# INSTRUCTIONS FOR THE TASK:
Filter the listing and keep only the lines with the word "link".

-- START OF PROVIDED INFORMATION --

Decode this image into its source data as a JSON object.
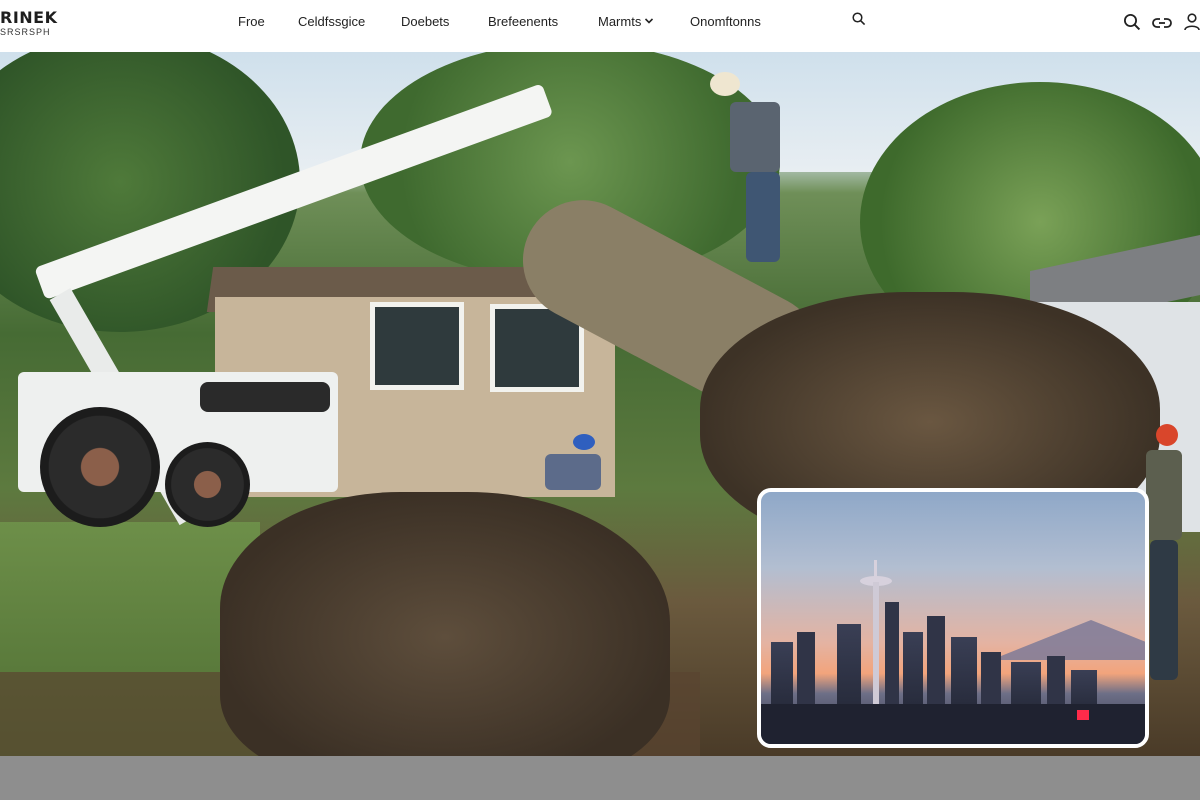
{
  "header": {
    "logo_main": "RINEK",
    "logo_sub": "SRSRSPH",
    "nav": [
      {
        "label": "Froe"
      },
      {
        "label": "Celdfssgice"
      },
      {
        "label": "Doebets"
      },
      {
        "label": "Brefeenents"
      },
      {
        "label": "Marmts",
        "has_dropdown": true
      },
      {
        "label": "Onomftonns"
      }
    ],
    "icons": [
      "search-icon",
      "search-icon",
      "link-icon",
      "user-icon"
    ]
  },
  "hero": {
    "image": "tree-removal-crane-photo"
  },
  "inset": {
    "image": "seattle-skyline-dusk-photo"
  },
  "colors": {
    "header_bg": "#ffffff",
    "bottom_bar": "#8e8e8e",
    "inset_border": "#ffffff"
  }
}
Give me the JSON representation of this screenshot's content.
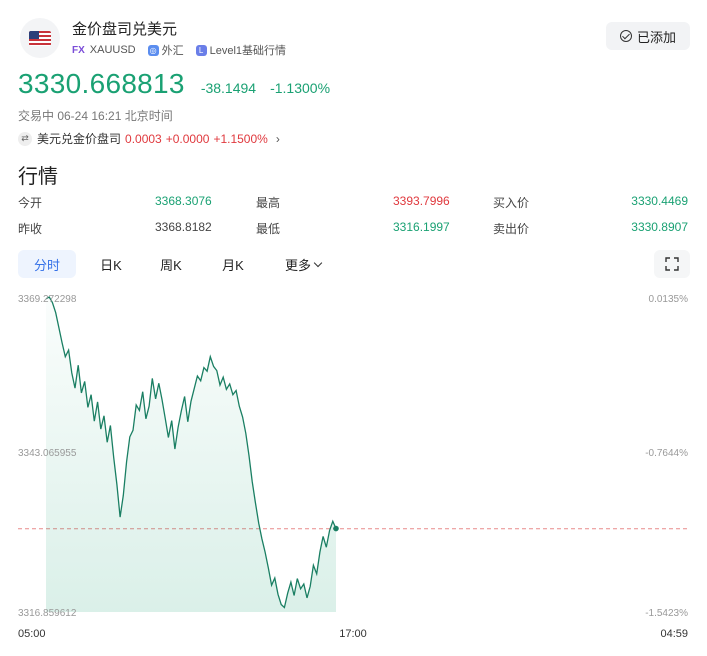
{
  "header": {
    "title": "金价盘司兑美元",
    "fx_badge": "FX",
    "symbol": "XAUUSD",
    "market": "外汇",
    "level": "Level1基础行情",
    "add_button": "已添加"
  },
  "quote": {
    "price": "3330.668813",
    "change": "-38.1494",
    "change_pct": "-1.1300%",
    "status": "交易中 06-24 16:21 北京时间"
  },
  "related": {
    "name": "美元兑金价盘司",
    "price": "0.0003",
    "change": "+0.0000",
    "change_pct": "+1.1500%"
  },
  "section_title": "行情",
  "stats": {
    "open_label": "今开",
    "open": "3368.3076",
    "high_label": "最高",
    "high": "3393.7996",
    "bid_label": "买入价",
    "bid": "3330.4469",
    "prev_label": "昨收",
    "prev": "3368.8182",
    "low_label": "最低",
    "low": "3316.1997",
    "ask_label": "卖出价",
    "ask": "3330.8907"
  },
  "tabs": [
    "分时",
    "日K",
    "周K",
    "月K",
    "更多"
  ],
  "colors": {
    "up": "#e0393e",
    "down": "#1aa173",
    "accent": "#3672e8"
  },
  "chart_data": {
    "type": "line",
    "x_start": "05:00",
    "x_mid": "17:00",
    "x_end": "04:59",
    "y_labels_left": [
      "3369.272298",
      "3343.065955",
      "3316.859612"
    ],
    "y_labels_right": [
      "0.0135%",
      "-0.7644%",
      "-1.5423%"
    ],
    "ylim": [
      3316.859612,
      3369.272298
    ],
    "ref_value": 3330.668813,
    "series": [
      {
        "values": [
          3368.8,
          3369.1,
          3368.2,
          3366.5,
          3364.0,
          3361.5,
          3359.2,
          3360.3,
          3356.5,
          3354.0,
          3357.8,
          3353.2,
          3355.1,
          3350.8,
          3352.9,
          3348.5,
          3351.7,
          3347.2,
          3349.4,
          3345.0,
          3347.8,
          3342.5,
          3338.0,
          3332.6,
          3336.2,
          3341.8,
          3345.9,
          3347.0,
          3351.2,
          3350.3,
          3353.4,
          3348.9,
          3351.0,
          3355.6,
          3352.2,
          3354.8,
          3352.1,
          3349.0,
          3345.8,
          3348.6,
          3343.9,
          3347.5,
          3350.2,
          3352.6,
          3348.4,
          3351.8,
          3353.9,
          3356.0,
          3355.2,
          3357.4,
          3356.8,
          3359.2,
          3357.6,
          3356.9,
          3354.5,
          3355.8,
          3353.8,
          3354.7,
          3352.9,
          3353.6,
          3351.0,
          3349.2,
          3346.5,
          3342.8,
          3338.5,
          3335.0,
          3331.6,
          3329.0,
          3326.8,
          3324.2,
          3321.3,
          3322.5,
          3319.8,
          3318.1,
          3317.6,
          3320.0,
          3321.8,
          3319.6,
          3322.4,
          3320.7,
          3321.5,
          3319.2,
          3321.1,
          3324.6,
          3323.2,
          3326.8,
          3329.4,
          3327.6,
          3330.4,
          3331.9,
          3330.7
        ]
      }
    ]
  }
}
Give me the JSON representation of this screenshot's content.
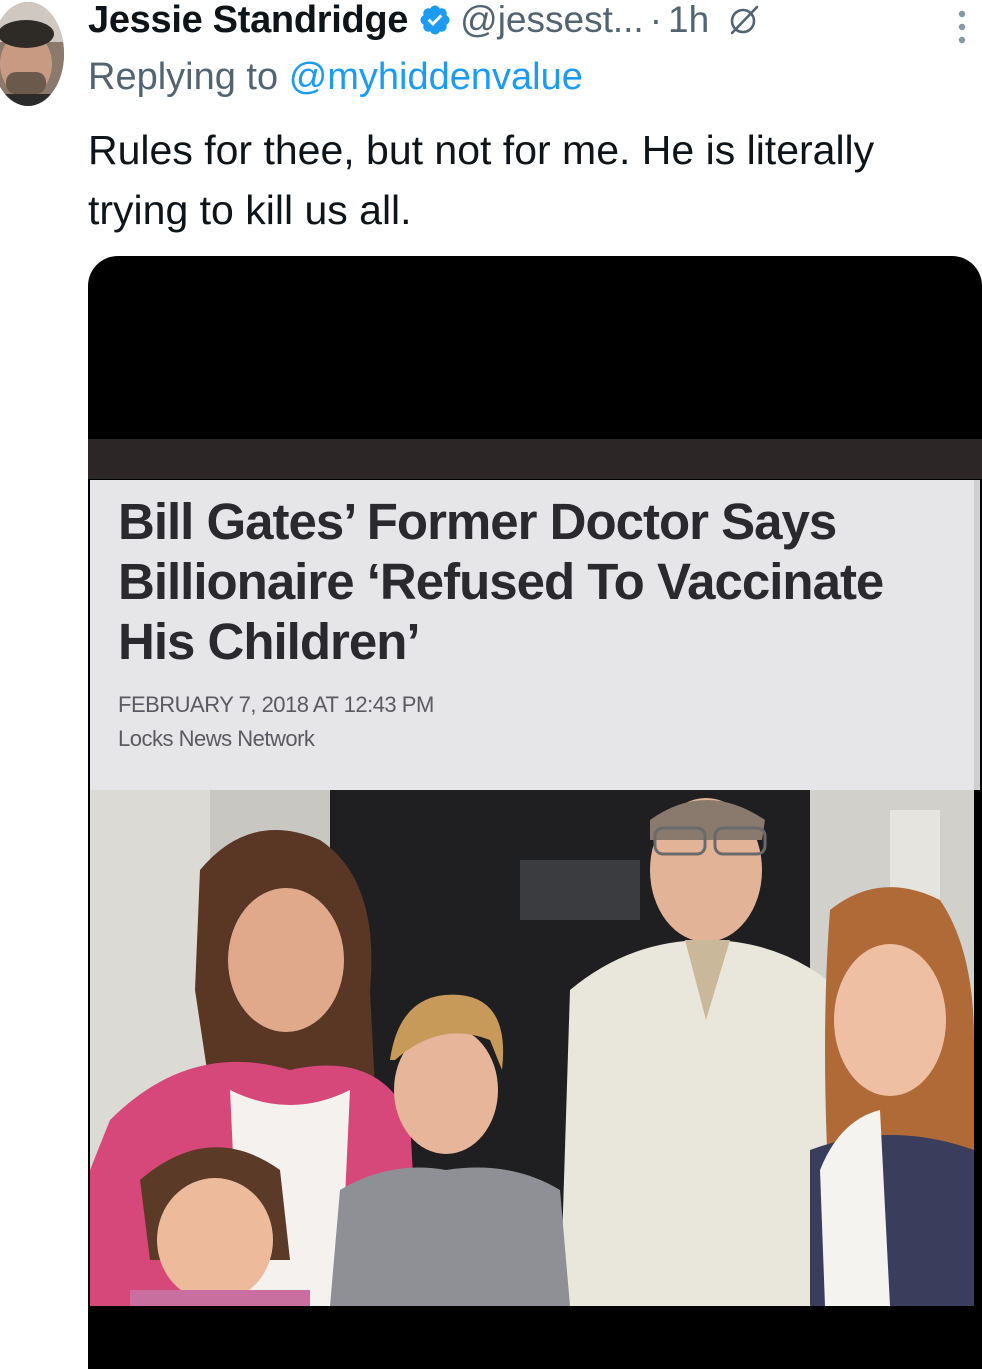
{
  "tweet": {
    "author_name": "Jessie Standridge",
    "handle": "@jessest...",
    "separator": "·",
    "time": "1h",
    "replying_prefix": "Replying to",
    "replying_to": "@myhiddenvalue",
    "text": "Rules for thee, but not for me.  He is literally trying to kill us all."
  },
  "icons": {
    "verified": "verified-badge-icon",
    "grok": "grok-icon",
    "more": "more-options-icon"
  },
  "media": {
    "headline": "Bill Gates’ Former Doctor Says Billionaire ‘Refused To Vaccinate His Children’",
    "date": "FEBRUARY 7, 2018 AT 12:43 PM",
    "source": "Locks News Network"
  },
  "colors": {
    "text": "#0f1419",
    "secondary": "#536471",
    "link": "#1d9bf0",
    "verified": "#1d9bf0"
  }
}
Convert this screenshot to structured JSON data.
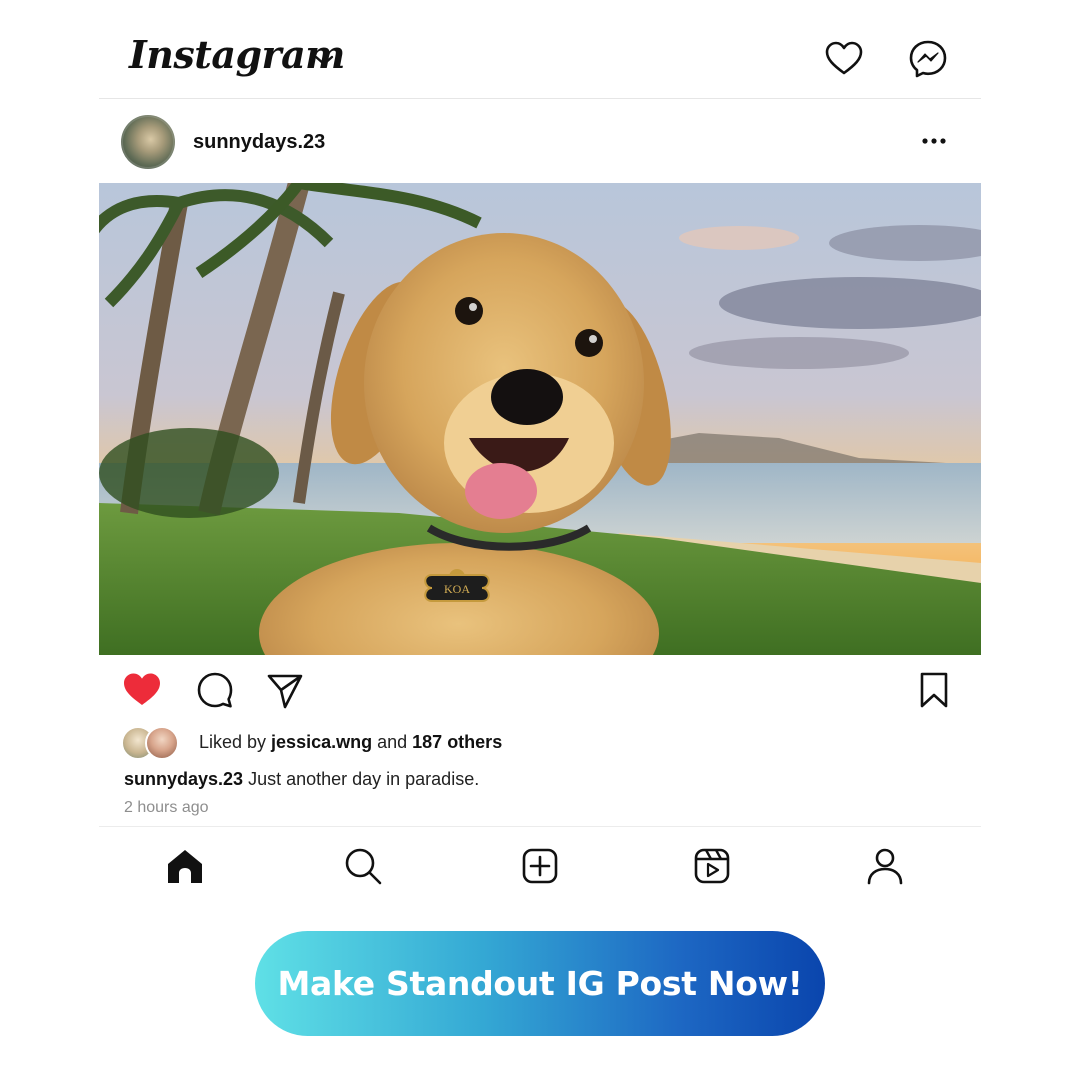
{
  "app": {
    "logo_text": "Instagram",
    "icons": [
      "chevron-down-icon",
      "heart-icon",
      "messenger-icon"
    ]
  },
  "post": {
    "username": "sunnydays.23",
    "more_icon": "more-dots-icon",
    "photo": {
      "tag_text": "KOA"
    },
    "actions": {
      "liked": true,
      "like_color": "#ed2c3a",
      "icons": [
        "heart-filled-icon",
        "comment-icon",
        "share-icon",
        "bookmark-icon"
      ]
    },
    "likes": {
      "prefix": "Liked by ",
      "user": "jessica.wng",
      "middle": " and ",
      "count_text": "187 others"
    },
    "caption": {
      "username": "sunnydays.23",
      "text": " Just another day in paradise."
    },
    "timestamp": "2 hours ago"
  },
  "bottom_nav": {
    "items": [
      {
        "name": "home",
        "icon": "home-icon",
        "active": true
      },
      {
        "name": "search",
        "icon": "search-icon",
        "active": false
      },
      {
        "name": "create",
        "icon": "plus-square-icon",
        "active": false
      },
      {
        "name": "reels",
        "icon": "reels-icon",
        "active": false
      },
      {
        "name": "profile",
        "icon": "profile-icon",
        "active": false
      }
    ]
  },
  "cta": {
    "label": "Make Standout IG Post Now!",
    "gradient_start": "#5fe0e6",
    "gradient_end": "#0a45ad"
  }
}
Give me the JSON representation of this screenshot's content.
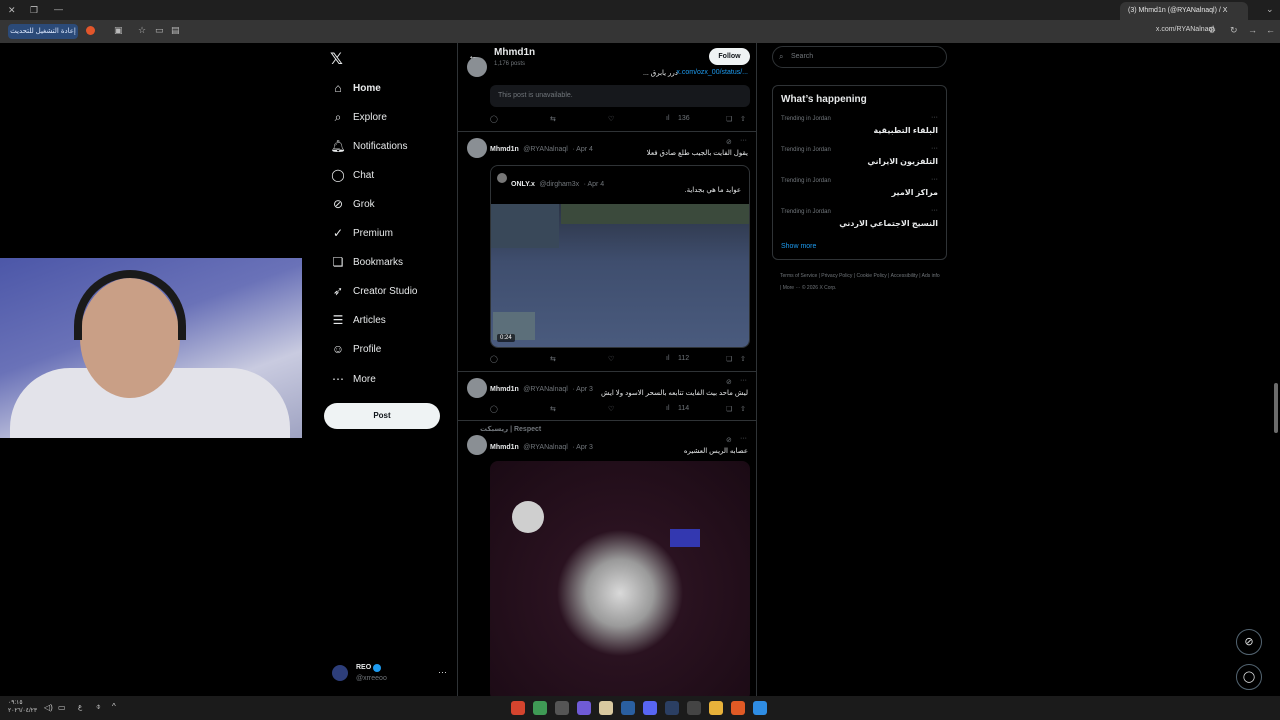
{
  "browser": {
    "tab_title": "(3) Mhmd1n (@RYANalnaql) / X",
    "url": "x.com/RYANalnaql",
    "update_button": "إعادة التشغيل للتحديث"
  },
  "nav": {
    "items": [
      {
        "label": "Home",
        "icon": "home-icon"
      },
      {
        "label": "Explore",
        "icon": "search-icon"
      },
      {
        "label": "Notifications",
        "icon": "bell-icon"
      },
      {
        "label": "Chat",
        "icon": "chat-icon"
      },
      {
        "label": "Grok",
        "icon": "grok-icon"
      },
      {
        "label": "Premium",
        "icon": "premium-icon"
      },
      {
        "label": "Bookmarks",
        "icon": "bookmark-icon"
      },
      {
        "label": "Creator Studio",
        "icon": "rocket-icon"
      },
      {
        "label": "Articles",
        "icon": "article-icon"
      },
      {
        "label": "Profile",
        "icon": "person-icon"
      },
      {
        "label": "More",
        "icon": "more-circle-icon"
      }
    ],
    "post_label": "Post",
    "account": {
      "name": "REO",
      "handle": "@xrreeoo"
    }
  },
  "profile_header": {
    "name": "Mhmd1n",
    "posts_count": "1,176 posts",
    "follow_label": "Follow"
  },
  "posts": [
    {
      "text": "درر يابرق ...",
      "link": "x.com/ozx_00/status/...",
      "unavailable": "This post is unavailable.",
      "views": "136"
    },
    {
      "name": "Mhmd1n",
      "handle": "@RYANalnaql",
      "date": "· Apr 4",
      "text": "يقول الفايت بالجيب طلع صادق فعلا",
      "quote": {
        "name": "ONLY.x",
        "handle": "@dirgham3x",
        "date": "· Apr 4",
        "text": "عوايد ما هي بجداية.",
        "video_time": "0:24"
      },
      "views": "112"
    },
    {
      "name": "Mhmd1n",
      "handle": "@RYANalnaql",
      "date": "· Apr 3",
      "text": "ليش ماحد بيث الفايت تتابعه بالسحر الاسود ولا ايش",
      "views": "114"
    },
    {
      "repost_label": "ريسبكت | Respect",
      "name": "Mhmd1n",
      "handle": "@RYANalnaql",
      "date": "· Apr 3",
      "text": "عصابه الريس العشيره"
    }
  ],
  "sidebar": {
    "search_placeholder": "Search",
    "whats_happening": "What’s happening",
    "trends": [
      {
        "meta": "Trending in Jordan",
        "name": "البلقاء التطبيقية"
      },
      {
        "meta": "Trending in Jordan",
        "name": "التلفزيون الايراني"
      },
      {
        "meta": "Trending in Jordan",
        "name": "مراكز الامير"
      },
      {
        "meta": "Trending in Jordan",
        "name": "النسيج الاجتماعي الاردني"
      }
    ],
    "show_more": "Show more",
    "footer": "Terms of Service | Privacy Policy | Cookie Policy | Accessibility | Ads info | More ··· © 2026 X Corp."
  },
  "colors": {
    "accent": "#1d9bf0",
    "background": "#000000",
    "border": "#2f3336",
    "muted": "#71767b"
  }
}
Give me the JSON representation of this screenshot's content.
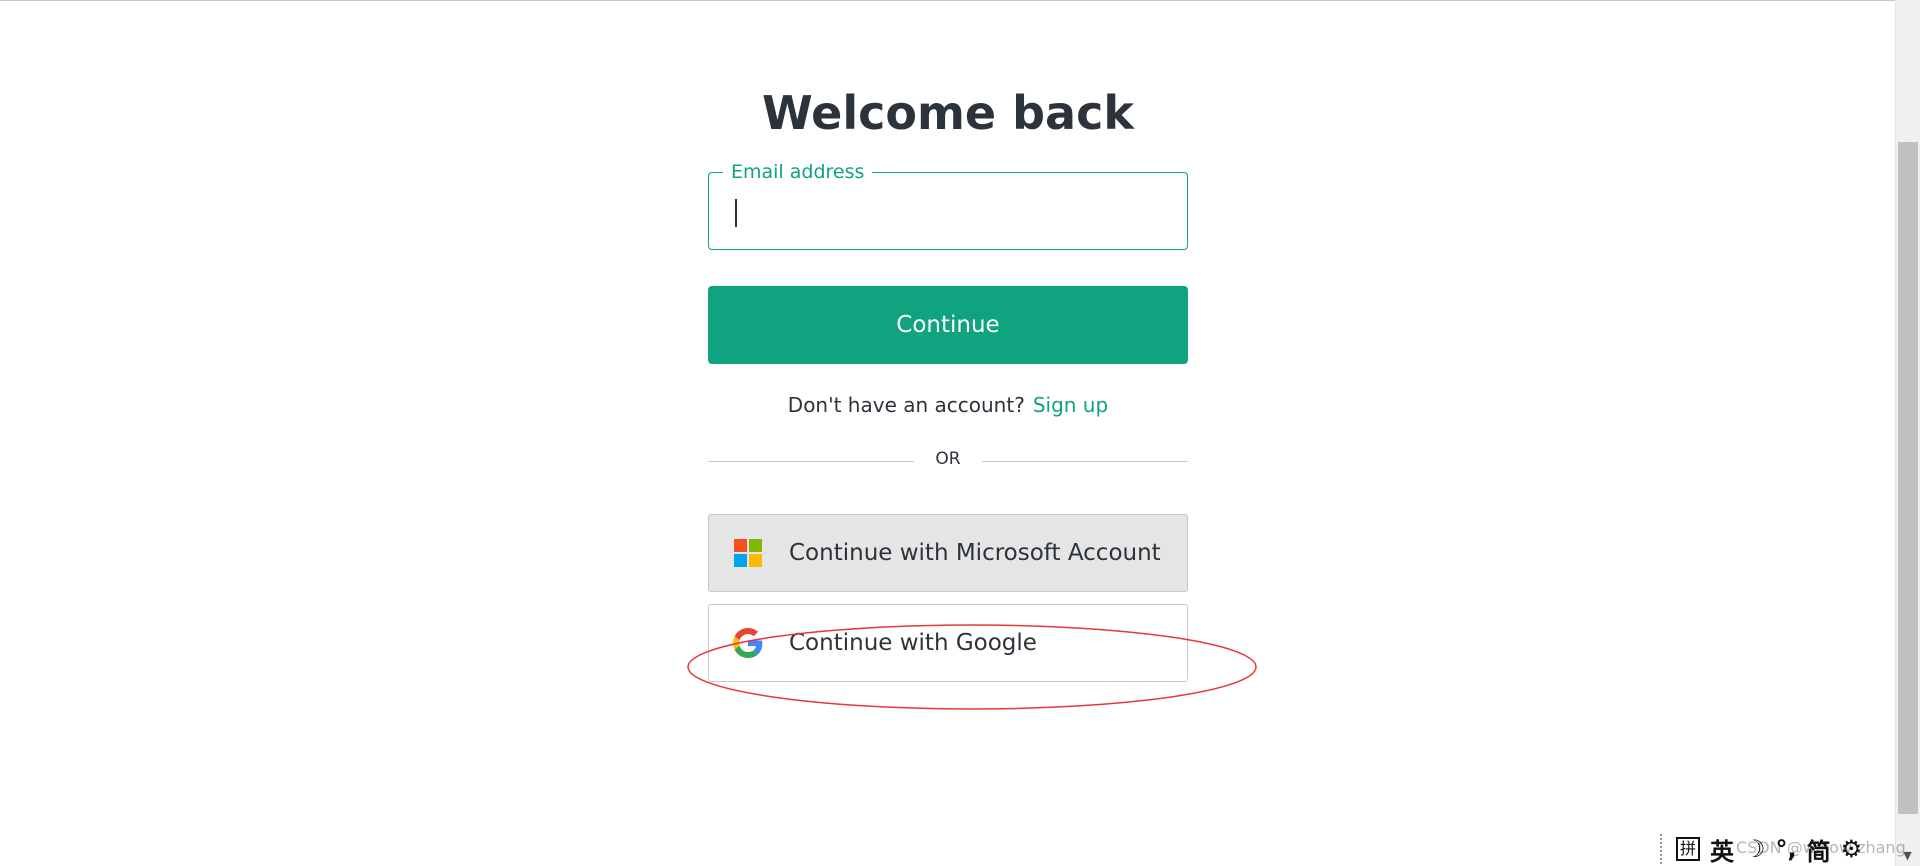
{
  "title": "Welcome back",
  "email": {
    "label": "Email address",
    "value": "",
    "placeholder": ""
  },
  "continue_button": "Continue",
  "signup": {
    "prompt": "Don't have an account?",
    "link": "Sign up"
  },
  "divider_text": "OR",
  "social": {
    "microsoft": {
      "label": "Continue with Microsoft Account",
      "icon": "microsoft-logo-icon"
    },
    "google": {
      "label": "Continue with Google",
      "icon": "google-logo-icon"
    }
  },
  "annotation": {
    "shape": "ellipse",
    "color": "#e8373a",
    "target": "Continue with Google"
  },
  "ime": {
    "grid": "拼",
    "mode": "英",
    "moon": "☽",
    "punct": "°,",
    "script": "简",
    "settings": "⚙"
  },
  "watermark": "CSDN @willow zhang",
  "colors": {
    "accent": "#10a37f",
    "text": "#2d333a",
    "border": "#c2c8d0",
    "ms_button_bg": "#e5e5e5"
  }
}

-- END OF PROVIDED INFORMATION --

# RESPONSE TO THIS TASK:
      "link-icon",
    "link": "#1d9bf0",
      "link": "x.com/ozx_00/status/...",
    "link": "Sign up"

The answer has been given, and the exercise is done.